§ **Data for processing**:
## start

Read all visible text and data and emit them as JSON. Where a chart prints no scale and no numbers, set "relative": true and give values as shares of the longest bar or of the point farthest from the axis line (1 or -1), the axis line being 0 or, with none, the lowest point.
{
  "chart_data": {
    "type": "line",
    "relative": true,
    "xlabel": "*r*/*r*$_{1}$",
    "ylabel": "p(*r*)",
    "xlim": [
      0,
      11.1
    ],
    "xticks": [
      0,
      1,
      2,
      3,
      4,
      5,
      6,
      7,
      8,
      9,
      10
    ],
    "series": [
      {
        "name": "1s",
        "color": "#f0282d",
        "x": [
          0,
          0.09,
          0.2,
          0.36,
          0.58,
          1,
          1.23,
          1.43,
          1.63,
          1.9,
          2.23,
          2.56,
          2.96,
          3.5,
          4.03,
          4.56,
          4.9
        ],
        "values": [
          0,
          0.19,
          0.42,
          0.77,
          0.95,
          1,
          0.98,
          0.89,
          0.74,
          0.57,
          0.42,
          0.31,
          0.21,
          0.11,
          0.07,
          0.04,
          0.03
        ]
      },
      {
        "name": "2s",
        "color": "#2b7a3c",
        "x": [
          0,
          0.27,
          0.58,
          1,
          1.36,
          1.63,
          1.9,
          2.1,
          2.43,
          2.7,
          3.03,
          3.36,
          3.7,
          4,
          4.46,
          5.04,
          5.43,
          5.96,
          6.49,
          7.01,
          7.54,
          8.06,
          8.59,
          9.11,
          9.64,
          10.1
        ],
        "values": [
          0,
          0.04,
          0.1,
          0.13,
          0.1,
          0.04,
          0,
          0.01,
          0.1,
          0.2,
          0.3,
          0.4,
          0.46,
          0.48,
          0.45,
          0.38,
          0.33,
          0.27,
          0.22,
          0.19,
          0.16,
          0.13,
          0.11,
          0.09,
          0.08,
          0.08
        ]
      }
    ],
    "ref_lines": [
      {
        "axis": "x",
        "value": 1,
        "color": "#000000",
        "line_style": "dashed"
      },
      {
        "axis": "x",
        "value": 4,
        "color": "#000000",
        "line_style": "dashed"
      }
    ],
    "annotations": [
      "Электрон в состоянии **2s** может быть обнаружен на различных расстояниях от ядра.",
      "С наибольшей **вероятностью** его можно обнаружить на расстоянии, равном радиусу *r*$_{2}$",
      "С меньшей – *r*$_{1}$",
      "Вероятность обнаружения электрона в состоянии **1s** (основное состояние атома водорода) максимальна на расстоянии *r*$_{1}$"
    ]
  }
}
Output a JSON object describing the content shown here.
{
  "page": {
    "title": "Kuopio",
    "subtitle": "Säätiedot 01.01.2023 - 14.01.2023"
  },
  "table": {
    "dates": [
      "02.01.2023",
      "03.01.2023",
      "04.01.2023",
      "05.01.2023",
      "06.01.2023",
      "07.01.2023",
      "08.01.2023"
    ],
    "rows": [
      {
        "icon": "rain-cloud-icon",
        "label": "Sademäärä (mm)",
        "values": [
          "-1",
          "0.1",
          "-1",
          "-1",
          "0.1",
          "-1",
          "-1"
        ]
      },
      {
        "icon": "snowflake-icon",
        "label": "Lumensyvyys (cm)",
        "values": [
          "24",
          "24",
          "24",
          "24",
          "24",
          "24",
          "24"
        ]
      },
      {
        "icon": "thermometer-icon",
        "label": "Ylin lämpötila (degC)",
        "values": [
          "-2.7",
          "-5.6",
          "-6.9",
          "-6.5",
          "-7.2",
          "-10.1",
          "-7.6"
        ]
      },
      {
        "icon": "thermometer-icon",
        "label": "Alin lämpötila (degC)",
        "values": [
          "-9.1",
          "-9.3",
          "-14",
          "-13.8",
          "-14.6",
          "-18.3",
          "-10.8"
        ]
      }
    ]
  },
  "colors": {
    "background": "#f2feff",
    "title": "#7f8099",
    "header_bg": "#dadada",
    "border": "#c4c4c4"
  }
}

## end

§ **Work to do**: Reproduce all of the records exactly.

§ **Reply**:
Read all visible text and data and emit them as JSON. Where a chart prints no scale and no numbers, set "relative": true and give values as shares of the longest bar or of the point farthest from the axis line (1 or -1), the axis line being 0 or, with none, the lowest point.
{
  "chart_data": {
    "type": "line",
    "relative": true,
    "xlabel": "*r*/*r*$_{1}$",
    "ylabel": "p(*r*)",
    "xlim": [
      0,
      11.1
    ],
    "xticks": [
      0,
      1,
      2,
      3,
      4,
      5,
      6,
      7,
      8,
      9,
      10
    ],
    "series": [
      {
        "name": "1s",
        "color": "#f0282d",
        "x": [
          0,
          0.09,
          0.2,
          0.36,
          0.58,
          1,
          1.23,
          1.43,
          1.63,
          1.9,
          2.23,
          2.56,
          2.96,
          3.5,
          4.03,
          4.56,
          4.9
        ],
        "values": [
          0,
          0.19,
          0.42,
          0.77,
          0.95,
          1,
          0.98,
          0.89,
          0.74,
          0.57,
          0.42,
          0.31,
          0.21,
          0.11,
          0.07,
          0.04,
          0.03
        ]
      },
      {
        "name": "2s",
        "color": "#2b7a3c",
        "x": [
          0,
          0.27,
          0.58,
          1,
          1.36,
          1.63,
          1.9,
          2.1,
          2.43,
          2.7,
          3.03,
          3.36,
          3.7,
          4,
          4.46,
          5.04,
          5.43,
          5.96,
          6.49,
          7.01,
          7.54,
          8.06,
          8.59,
          9.11,
          9.64,
          10.1
        ],
        "values": [
          0,
          0.04,
          0.1,
          0.13,
          0.1,
          0.04,
          0,
          0.01,
          0.1,
          0.2,
          0.3,
          0.4,
          0.46,
          0.48,
          0.45,
          0.38,
          0.33,
          0.27,
          0.22,
          0.19,
          0.16,
          0.13,
          0.11,
          0.09,
          0.08,
          0.08
        ]
      }
    ],
    "ref_lines": [
      {
        "axis": "x",
        "value": 1,
        "color": "#000000",
        "line_style": "dashed"
      },
      {
        "axis": "x",
        "value": 4,
        "color": "#000000",
        "line_style": "dashed"
      }
    ],
    "annotations": [
      "Электрон в состоянии **2s** может быть обнаружен на различных расстояниях от ядра.",
      "С наибольшей **вероятностью** его можно обнаружить на расстоянии, равном радиусу *r*$_{2}$",
      "С меньшей – *r*$_{1}$",
      "Вероятность обнаружения электрона в состоянии **1s** (основное состояние атома водорода) максимальна на расстоянии *r*$_{1}$"
    ]
  }
}
Output a JSON object describing the content shown here.
{
  "page": {
    "title": "Kuopio",
    "subtitle": "Säätiedot 01.01.2023 - 14.01.2023"
  },
  "table": {
    "dates": [
      "02.01.2023",
      "03.01.2023",
      "04.01.2023",
      "05.01.2023",
      "06.01.2023",
      "07.01.2023",
      "08.01.2023"
    ],
    "rows": [
      {
        "icon": "rain-cloud-icon",
        "label": "Sademäärä (mm)",
        "values": [
          "-1",
          "0.1",
          "-1",
          "-1",
          "0.1",
          "-1",
          "-1"
        ]
      },
      {
        "icon": "snowflake-icon",
        "label": "Lumensyvyys (cm)",
        "values": [
          "24",
          "24",
          "24",
          "24",
          "24",
          "24",
          "24"
        ]
      },
      {
        "icon": "thermometer-icon",
        "label": "Ylin lämpötila (degC)",
        "values": [
          "-2.7",
          "-5.6",
          "-6.9",
          "-6.5",
          "-7.2",
          "-10.1",
          "-7.6"
        ]
      },
      {
        "icon": "thermometer-icon",
        "label": "Alin lämpötila (degC)",
        "values": [
          "-9.1",
          "-9.3",
          "-14",
          "-13.8",
          "-14.6",
          "-18.3",
          "-10.8"
        ]
      }
    ]
  },
  "colors": {
    "background": "#f2feff",
    "title": "#7f8099",
    "header_bg": "#dadada",
    "border": "#c4c4c4"
  }
}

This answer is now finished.